Determine how many lines of the data below contain "title", then give only that number.

**Data excerpts**

┌────────

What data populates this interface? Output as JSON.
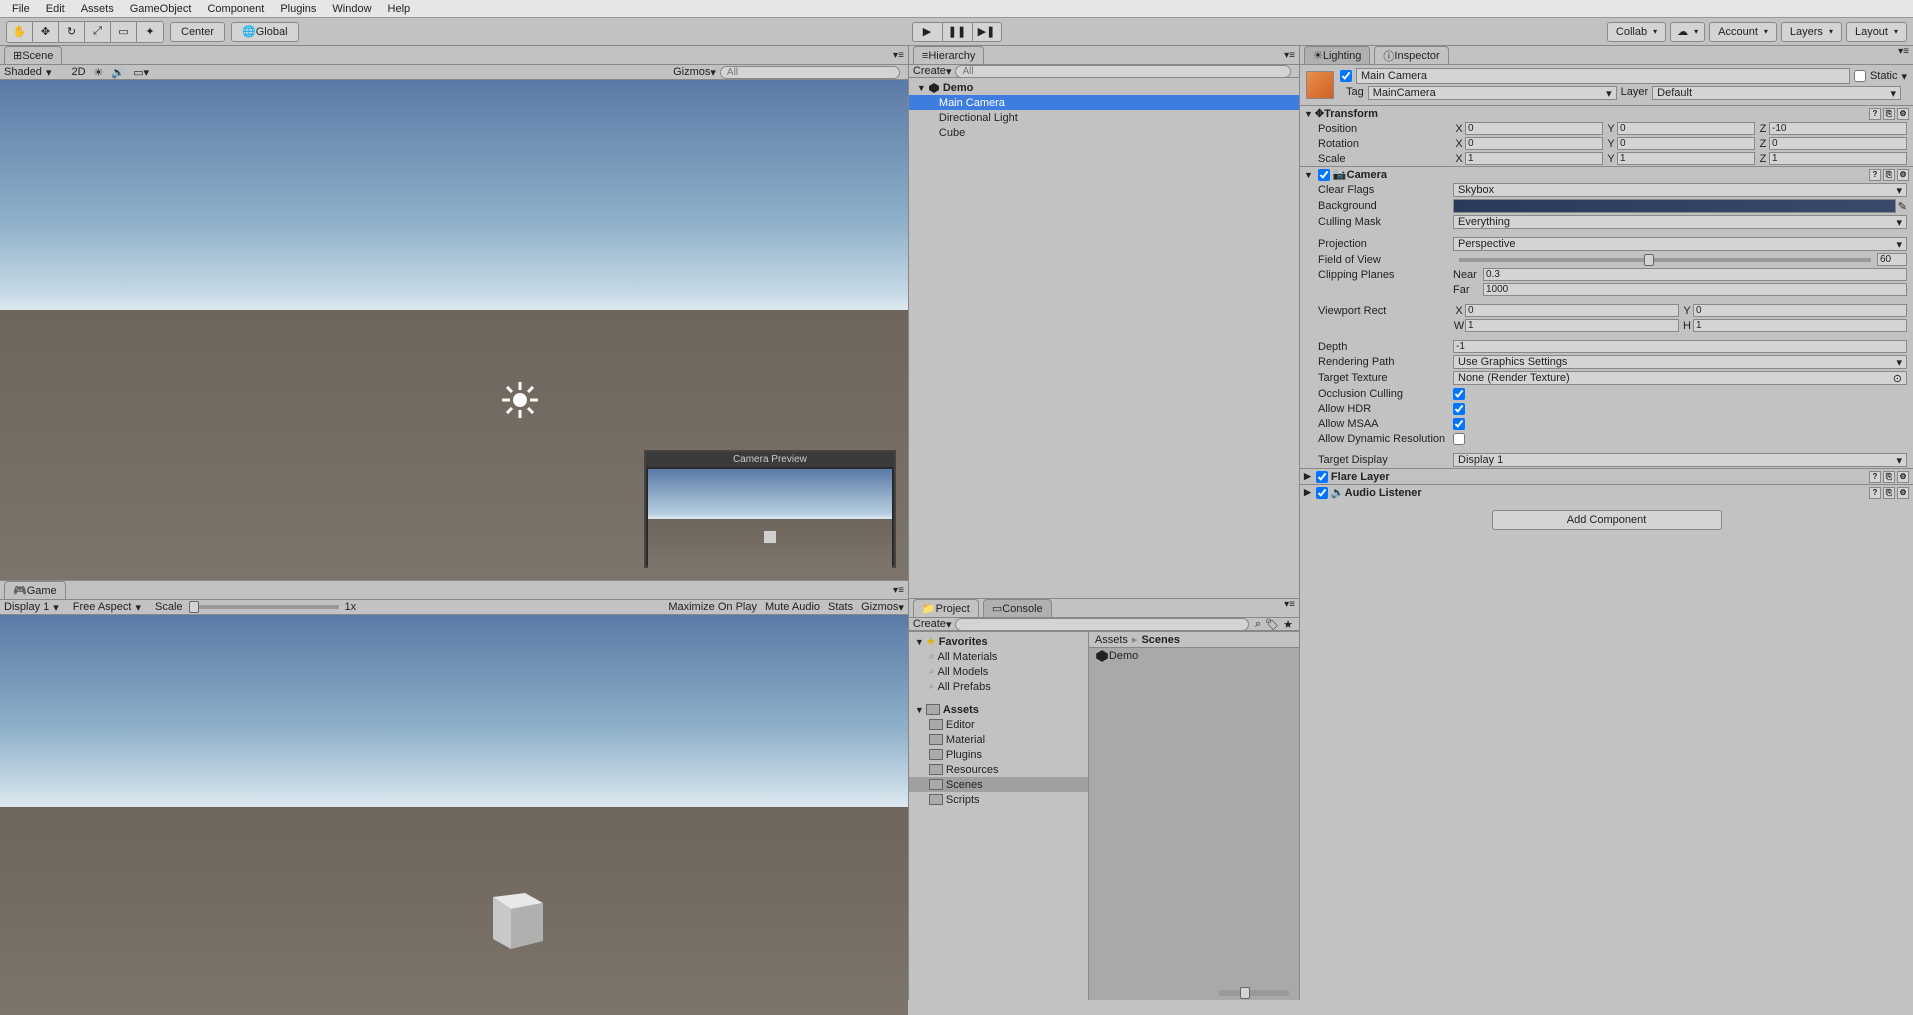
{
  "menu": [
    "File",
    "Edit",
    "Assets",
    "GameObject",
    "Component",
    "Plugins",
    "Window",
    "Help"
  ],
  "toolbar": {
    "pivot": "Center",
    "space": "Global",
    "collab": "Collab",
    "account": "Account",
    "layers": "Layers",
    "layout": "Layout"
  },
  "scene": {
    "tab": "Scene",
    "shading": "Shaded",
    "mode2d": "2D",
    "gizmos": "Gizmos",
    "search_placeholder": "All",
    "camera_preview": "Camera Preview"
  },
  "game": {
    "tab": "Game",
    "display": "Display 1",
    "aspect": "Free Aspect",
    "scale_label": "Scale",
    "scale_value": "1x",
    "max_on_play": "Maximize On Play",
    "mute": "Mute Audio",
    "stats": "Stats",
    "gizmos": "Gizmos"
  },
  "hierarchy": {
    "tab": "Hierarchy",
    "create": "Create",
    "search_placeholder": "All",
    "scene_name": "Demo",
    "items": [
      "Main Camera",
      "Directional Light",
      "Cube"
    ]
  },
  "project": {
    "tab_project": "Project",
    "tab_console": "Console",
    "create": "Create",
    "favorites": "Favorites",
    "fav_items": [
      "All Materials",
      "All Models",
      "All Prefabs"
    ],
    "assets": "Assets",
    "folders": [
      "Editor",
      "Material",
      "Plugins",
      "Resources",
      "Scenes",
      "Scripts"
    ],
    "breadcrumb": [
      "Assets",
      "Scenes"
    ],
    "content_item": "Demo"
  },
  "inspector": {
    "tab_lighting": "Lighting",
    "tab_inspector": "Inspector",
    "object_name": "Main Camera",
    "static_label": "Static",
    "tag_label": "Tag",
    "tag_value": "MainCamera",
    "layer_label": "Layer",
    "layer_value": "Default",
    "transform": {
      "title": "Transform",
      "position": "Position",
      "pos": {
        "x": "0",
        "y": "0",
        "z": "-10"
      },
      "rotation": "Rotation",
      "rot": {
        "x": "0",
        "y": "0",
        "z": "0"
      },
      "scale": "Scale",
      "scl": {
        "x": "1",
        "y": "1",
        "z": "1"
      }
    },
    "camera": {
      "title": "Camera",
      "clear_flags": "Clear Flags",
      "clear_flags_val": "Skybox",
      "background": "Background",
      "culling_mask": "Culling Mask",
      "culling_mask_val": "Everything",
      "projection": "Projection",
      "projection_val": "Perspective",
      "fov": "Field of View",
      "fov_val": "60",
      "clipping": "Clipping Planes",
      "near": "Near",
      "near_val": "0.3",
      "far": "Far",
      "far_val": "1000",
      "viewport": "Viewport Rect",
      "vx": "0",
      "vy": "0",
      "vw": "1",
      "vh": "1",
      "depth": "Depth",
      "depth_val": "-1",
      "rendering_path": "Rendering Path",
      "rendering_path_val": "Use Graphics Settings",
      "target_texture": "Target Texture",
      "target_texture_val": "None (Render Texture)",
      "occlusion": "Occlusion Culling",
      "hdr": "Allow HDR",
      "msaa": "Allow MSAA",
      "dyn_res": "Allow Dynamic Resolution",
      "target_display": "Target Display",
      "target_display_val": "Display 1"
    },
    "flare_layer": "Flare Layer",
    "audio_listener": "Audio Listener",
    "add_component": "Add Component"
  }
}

└────────
┌────────

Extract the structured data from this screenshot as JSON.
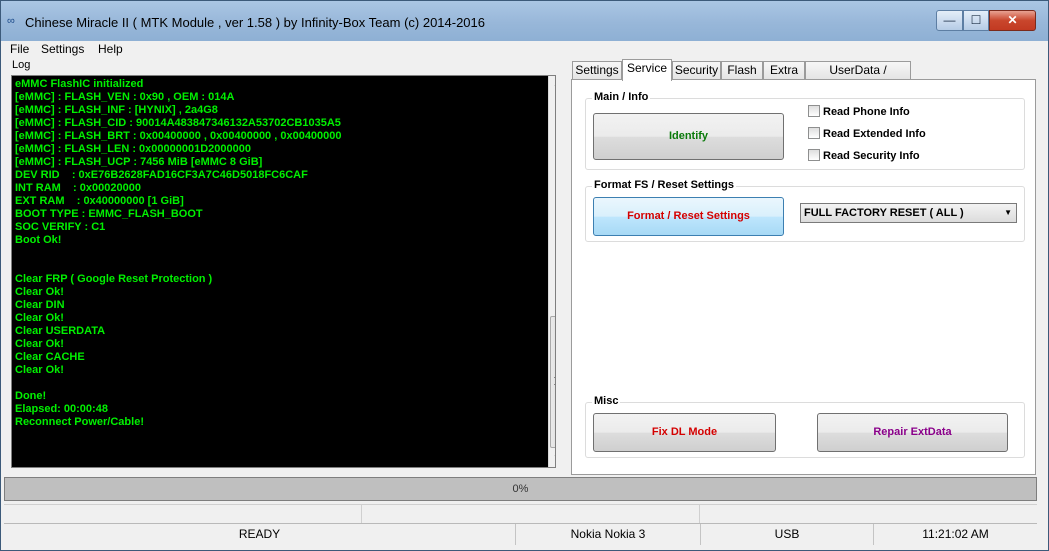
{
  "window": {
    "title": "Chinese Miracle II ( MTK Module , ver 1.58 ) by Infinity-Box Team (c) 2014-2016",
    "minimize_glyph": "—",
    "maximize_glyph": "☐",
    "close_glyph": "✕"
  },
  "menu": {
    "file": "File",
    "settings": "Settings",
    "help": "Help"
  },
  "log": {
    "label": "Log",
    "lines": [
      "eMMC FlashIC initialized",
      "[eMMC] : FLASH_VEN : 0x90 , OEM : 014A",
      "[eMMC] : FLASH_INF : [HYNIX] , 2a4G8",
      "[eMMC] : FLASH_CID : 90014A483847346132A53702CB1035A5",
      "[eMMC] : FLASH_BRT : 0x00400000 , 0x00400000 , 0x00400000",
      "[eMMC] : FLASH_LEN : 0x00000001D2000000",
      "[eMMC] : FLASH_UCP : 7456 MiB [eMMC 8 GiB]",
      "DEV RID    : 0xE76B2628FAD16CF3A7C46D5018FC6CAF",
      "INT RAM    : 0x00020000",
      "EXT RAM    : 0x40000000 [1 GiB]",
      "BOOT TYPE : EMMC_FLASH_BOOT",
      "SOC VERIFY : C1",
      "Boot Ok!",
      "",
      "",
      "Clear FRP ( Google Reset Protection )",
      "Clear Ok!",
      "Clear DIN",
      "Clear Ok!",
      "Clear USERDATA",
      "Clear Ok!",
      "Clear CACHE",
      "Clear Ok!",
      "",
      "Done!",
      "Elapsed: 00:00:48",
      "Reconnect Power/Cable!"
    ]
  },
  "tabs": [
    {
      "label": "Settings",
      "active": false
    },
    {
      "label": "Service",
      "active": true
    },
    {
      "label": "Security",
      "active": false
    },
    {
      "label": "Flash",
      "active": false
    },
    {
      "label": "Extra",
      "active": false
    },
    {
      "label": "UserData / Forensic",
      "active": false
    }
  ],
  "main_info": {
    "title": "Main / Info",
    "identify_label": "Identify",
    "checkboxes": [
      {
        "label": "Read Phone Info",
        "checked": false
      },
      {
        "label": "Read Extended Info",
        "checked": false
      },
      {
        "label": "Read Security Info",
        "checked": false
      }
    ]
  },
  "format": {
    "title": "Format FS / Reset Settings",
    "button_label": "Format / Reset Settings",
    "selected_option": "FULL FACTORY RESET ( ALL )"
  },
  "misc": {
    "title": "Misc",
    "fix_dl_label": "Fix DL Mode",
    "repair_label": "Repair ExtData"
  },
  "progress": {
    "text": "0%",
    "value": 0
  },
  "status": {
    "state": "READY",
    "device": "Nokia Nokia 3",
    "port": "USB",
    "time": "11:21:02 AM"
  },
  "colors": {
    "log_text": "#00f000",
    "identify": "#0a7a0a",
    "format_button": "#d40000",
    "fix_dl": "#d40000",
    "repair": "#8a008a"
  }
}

└────────

**SOLUTION TO THE PROBLEM**
6